Brief
Give only the number of lines in these records that contain the word "object".

== Records to process ==

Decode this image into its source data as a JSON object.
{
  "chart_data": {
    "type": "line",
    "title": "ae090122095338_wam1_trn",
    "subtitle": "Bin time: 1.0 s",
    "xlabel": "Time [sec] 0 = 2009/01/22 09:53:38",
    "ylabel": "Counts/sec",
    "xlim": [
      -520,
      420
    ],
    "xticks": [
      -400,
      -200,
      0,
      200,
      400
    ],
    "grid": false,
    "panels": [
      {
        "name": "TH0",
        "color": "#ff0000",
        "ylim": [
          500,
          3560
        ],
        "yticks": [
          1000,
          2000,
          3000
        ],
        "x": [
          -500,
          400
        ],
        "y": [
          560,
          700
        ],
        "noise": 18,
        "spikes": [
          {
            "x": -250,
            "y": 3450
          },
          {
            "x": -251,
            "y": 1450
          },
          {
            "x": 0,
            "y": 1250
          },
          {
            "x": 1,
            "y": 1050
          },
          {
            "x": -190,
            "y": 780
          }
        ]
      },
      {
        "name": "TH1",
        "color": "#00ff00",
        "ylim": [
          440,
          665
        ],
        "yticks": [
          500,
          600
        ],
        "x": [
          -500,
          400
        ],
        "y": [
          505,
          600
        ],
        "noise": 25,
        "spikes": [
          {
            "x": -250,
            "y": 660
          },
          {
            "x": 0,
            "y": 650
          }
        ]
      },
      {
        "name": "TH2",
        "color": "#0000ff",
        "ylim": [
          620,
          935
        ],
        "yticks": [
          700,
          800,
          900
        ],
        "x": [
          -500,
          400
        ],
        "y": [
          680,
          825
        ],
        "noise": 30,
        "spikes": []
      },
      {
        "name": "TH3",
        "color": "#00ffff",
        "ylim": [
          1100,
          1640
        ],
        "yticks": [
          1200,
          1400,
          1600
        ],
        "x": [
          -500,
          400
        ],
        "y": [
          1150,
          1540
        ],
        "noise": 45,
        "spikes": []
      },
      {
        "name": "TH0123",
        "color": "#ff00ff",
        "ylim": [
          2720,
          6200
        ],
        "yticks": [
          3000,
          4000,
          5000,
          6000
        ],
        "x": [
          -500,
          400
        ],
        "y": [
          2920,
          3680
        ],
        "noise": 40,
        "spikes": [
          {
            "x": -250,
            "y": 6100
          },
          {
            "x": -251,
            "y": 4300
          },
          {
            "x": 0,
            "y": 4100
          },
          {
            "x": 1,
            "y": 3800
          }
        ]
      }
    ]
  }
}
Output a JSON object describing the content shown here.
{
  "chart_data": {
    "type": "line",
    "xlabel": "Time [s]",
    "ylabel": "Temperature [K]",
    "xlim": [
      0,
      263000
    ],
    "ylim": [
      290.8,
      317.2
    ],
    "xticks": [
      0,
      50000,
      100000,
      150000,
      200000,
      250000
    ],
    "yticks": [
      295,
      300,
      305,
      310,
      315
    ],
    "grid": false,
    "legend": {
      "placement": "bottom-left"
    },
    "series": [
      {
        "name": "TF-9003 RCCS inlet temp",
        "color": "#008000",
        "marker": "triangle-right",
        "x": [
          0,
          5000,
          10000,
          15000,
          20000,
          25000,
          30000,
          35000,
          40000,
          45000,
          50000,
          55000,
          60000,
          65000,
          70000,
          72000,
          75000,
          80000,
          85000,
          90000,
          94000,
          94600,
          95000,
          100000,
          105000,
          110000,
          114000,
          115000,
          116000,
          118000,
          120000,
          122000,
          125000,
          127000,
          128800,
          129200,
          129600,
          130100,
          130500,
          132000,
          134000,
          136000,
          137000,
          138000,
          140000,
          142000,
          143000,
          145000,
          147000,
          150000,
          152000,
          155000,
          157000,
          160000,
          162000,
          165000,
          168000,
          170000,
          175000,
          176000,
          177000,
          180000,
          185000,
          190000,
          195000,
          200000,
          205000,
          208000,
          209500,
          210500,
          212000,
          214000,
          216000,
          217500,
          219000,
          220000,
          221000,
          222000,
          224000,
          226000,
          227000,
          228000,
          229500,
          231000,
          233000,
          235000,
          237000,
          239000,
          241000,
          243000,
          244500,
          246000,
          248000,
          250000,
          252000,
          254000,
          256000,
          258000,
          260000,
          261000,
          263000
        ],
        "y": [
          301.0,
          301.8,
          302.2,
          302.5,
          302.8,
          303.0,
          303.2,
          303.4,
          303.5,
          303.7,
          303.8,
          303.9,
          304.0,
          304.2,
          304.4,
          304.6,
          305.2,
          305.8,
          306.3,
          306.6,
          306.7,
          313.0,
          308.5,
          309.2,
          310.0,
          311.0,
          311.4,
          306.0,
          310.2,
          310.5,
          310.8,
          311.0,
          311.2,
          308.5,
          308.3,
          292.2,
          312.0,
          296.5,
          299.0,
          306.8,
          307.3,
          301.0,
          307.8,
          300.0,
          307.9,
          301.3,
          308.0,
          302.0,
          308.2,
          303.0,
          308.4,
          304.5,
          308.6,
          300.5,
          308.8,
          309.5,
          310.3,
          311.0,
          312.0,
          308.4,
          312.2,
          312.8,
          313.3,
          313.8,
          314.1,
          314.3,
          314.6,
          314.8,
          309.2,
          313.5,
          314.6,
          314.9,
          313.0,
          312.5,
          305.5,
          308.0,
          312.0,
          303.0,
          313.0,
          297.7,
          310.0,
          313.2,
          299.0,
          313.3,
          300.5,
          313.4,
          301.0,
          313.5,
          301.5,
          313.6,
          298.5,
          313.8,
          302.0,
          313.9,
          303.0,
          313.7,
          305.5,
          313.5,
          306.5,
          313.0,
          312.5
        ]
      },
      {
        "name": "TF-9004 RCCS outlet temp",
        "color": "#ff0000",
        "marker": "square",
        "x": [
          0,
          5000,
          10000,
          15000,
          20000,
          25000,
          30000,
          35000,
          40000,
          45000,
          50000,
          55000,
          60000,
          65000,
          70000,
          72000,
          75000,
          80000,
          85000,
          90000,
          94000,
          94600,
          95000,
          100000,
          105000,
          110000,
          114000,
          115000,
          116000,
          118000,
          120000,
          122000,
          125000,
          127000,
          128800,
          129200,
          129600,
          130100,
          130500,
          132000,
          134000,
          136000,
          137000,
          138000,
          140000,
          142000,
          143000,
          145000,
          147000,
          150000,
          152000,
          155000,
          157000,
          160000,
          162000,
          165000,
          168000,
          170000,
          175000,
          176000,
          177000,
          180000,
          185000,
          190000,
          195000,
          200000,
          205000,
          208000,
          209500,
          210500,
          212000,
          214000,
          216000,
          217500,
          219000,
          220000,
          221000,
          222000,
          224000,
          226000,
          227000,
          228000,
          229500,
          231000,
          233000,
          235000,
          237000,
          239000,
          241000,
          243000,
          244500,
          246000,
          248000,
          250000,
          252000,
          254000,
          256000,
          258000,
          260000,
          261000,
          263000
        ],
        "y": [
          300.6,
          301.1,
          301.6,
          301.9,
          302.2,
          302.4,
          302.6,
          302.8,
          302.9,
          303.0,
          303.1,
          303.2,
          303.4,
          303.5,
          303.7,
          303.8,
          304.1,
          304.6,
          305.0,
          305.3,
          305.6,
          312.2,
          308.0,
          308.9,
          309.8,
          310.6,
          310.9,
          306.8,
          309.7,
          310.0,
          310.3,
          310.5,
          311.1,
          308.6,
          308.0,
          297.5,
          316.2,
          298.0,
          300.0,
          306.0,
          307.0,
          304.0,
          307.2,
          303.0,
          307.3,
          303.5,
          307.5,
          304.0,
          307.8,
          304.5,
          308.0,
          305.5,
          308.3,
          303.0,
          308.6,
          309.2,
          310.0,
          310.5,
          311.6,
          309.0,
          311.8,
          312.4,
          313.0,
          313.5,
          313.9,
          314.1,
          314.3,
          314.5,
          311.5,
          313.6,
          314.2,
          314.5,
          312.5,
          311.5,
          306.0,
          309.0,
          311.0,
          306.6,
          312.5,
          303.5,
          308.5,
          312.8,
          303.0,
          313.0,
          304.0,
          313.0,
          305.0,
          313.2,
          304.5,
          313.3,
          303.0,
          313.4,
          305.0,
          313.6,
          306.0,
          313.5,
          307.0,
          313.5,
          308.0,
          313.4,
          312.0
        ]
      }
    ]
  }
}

===

Response to this exercise
2